Dataset rows
━━━━━━━━━━

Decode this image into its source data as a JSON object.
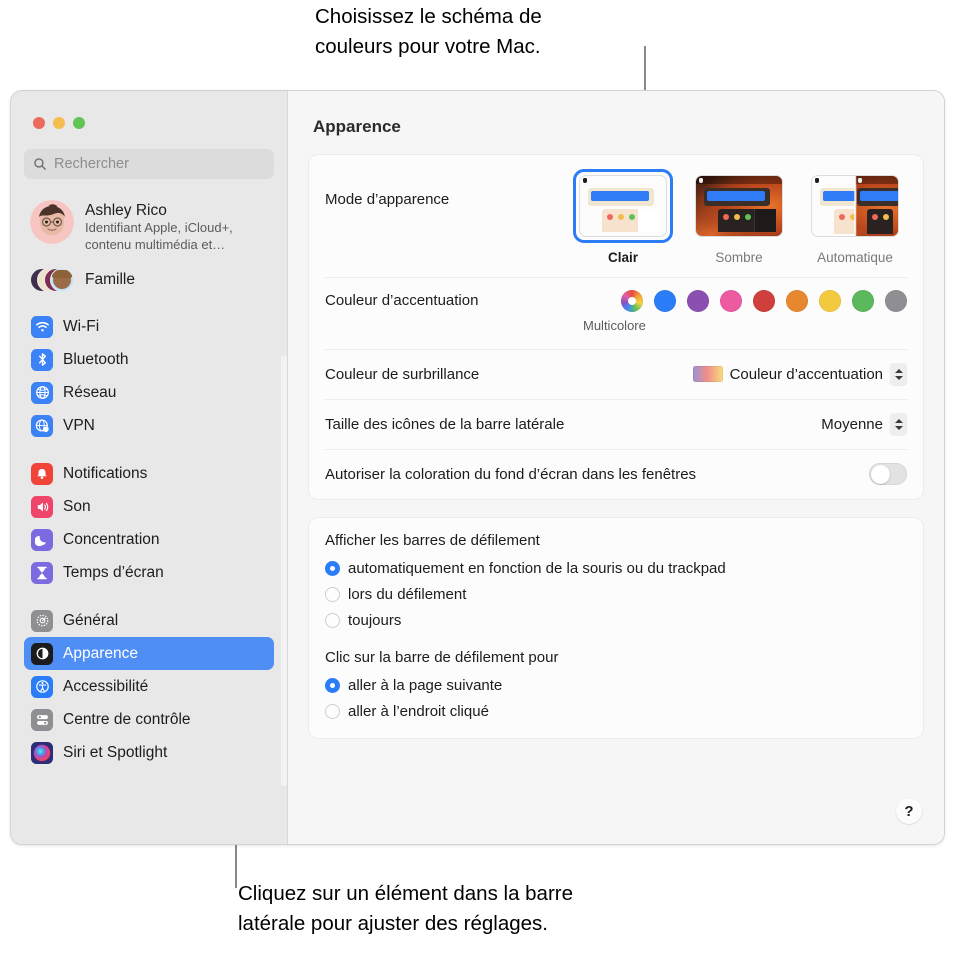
{
  "callouts": {
    "top": "Choisissez le schéma de\ncouleurs pour votre Mac.",
    "bottom": "Cliquez sur un élément dans la barre\nlatérale pour ajuster des réglages."
  },
  "window": {
    "title": "Apparence"
  },
  "sidebar": {
    "search_placeholder": "Rechercher",
    "account": {
      "name": "Ashley Rico",
      "subtitle": "Identifiant Apple, iCloud+,\ncontenu multimédia et…"
    },
    "family_label": "Famille",
    "groups": [
      {
        "items": [
          {
            "label": "Wi-Fi",
            "icon": "wifi-icon",
            "color": "#3b82f6"
          },
          {
            "label": "Bluetooth",
            "icon": "bluetooth-icon",
            "color": "#3b82f6"
          },
          {
            "label": "Réseau",
            "icon": "globe-icon",
            "color": "#3b82f6"
          },
          {
            "label": "VPN",
            "icon": "vpn-globe-icon",
            "color": "#3b82f6"
          }
        ]
      },
      {
        "items": [
          {
            "label": "Notifications",
            "icon": "bell-icon",
            "color": "#f04438"
          },
          {
            "label": "Son",
            "icon": "speaker-icon",
            "color": "#f0456b"
          },
          {
            "label": "Concentration",
            "icon": "moon-icon",
            "color": "#7a6ce0"
          },
          {
            "label": "Temps d’écran",
            "icon": "hourglass-icon",
            "color": "#7a6ce0"
          }
        ]
      },
      {
        "items": [
          {
            "label": "Général",
            "icon": "gear-icon",
            "color": "#8e8e93",
            "selected": false
          },
          {
            "label": "Apparence",
            "icon": "appearance-icon",
            "color": "#1c1c1e",
            "selected": true
          },
          {
            "label": "Accessibilité",
            "icon": "accessibility-icon",
            "color": "#2b7cf7",
            "selected": false
          },
          {
            "label": "Centre de contrôle",
            "icon": "control-center-icon",
            "color": "#8e8e93",
            "selected": false
          },
          {
            "label": "Siri et Spotlight",
            "icon": "siri-icon",
            "color": "#2d2d7a",
            "selected": false
          }
        ]
      }
    ]
  },
  "main": {
    "appearance_mode": {
      "label": "Mode d’apparence",
      "options": [
        {
          "label": "Clair",
          "value": "light",
          "selected": true
        },
        {
          "label": "Sombre",
          "value": "dark",
          "selected": false
        },
        {
          "label": "Automatique",
          "value": "auto",
          "selected": false
        }
      ]
    },
    "accent_color": {
      "label": "Couleur d’accentuation",
      "caption": "Multicolore",
      "swatches": [
        {
          "name": "multicolore",
          "color": "multi",
          "selected": true
        },
        {
          "name": "bleu",
          "color": "#2b7cf7"
        },
        {
          "name": "violet",
          "color": "#8a4fb0"
        },
        {
          "name": "rose",
          "color": "#ec5aa0"
        },
        {
          "name": "rouge",
          "color": "#cf3f3c"
        },
        {
          "name": "orange",
          "color": "#e8882e"
        },
        {
          "name": "jaune",
          "color": "#f3c93f"
        },
        {
          "name": "vert",
          "color": "#5cb85c"
        },
        {
          "name": "graphite",
          "color": "#8e8e93"
        }
      ]
    },
    "highlight_color": {
      "label": "Couleur de surbrillance",
      "value": "Couleur d’accentuation"
    },
    "sidebar_icon_size": {
      "label": "Taille des icônes de la barre latérale",
      "value": "Moyenne"
    },
    "wallpaper_tinting": {
      "label": "Autoriser la coloration du fond d’écran dans les fenêtres",
      "value": "off"
    },
    "show_scrollbars": {
      "title": "Afficher les barres de défilement",
      "options": [
        {
          "label": "automatiquement en fonction de la souris ou du trackpad",
          "selected": true
        },
        {
          "label": "lors du défilement",
          "selected": false
        },
        {
          "label": "toujours",
          "selected": false
        }
      ]
    },
    "click_scrollbar": {
      "title": "Clic sur la barre de défilement pour",
      "options": [
        {
          "label": "aller à la page suivante",
          "selected": true
        },
        {
          "label": "aller à l’endroit cliqué",
          "selected": false
        }
      ]
    },
    "help_label": "?"
  }
}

━━━━━━━━━━

Give back only a number, the number of lines where the string "aller" occurs.

2